Exercise directions -
Gather all lines in the entries below that include the word "ylabel".

(Figure content listings)

════════

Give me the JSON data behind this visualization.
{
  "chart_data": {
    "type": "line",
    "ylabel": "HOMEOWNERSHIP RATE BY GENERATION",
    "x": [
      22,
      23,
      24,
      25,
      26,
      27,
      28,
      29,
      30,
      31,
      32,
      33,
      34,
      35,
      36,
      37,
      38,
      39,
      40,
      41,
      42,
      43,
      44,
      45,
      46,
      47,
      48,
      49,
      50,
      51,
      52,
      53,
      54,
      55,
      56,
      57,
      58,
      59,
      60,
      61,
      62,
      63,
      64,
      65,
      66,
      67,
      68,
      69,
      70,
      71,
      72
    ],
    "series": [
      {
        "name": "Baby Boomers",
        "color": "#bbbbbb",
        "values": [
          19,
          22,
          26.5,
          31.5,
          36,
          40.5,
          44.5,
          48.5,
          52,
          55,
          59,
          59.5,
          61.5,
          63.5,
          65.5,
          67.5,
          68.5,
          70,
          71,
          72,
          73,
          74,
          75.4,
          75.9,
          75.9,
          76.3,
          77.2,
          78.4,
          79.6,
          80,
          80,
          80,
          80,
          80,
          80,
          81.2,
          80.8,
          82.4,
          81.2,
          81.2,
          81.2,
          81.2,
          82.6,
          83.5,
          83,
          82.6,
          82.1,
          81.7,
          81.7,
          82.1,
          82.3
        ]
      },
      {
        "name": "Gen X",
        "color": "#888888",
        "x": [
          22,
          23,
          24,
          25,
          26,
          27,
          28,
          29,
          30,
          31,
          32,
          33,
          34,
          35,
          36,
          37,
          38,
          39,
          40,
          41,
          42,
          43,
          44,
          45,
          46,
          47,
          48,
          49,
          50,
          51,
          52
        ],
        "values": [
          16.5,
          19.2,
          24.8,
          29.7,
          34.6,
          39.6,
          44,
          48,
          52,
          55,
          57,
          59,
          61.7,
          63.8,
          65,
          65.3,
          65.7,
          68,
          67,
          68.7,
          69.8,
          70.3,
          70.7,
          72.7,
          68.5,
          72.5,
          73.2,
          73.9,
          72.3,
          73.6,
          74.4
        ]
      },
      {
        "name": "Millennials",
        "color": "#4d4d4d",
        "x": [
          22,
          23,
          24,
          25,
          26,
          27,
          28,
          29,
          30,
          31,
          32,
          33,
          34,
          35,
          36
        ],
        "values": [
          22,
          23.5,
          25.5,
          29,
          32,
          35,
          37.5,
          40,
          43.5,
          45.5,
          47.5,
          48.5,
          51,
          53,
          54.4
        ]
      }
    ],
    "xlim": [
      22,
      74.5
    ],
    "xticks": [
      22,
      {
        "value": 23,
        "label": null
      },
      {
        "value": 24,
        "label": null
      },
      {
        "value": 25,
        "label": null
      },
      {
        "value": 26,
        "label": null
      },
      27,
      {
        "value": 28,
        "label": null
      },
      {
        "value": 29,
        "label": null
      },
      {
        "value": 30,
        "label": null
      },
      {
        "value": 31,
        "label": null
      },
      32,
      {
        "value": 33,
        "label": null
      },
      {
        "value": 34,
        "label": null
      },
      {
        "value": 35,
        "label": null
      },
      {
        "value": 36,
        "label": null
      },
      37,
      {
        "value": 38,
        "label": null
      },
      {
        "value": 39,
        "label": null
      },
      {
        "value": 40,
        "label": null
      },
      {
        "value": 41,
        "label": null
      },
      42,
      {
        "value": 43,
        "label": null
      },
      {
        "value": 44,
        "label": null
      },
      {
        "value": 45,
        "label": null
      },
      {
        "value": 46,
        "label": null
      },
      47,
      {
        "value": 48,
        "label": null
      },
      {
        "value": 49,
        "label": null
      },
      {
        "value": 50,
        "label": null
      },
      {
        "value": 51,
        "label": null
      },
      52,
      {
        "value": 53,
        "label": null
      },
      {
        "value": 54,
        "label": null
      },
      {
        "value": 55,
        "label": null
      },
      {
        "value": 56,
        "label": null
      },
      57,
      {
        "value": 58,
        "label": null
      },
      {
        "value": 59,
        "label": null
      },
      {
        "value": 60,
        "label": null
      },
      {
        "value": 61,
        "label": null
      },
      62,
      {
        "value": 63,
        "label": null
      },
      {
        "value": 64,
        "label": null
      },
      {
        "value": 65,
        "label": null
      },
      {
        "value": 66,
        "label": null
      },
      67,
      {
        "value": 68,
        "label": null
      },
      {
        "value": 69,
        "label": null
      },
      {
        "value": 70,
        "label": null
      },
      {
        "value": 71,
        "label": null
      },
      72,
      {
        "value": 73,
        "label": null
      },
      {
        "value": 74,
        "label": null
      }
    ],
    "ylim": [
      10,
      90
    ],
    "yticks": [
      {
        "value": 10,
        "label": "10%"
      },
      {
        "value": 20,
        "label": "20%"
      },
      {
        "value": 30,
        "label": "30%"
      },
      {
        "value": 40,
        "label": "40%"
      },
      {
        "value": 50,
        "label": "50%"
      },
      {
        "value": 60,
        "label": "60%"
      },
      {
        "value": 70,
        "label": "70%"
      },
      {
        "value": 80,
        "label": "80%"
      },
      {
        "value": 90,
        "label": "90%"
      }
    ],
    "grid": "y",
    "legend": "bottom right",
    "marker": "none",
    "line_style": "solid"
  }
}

════════

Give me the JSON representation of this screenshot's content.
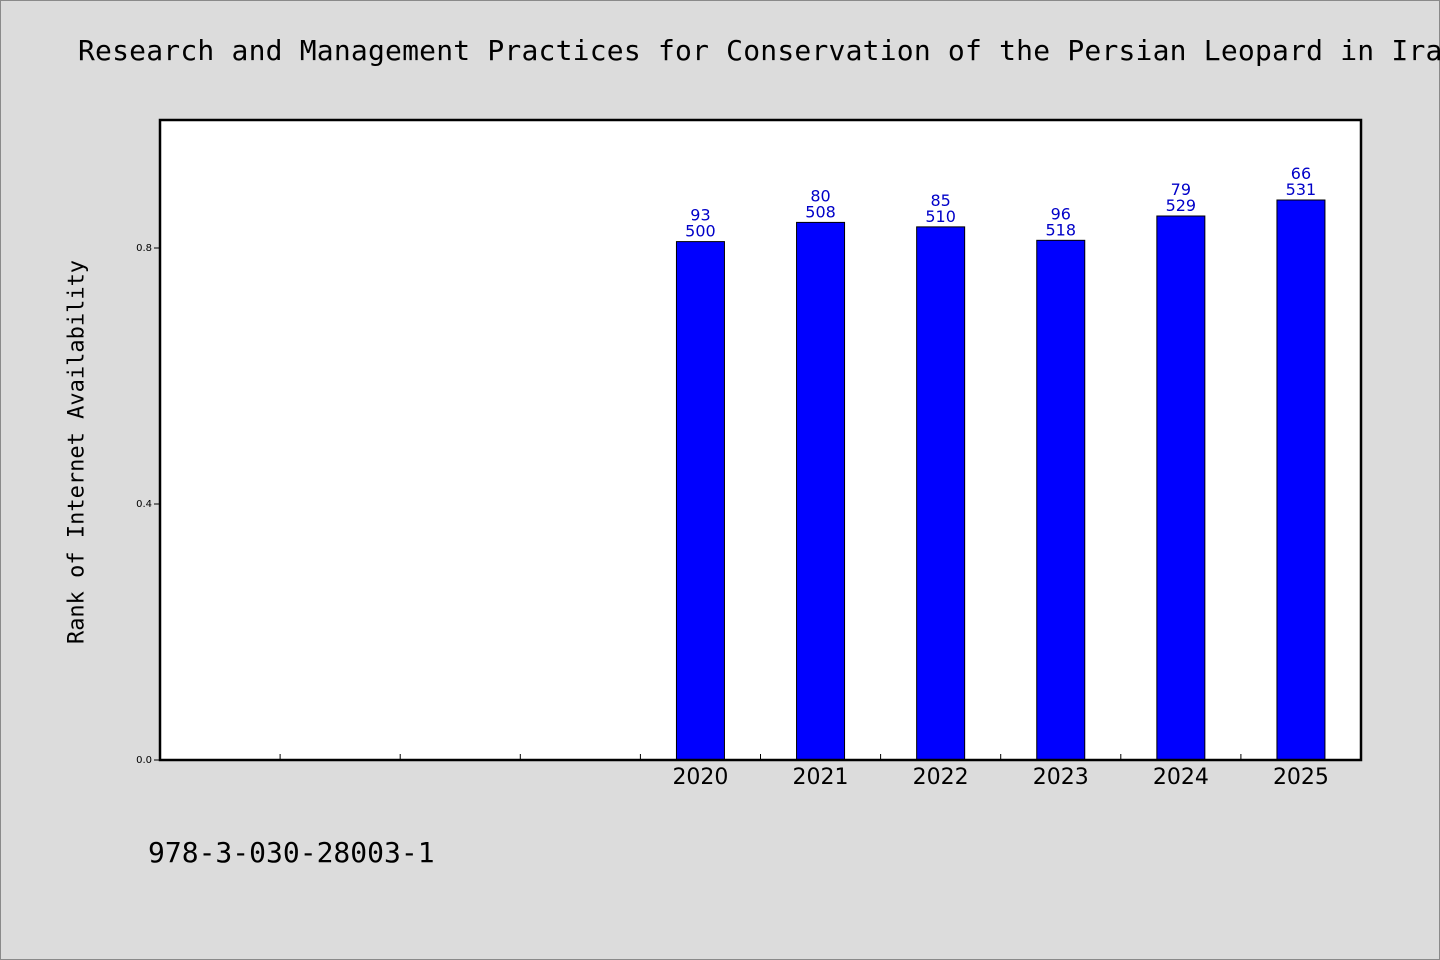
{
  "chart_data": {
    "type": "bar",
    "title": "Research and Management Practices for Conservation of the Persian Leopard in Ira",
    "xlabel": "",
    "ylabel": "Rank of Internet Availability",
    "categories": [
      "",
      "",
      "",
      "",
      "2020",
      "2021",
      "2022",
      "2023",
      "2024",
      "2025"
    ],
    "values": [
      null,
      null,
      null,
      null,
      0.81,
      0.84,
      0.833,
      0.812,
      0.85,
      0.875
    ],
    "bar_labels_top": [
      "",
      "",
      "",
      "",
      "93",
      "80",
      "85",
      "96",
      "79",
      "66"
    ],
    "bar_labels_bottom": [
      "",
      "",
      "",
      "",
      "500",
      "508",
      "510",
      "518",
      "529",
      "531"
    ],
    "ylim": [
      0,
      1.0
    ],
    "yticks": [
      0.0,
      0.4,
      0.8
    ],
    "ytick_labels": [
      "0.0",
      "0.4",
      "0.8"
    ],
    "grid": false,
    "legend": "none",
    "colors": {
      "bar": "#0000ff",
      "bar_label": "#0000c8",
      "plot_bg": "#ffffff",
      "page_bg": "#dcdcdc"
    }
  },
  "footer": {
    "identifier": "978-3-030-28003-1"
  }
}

════════

Finished exercise -
    "ylabel": "HOMEOWNERSHIP RATE BY GENERATION",
    "ylabel": "Rank of Internet Availability",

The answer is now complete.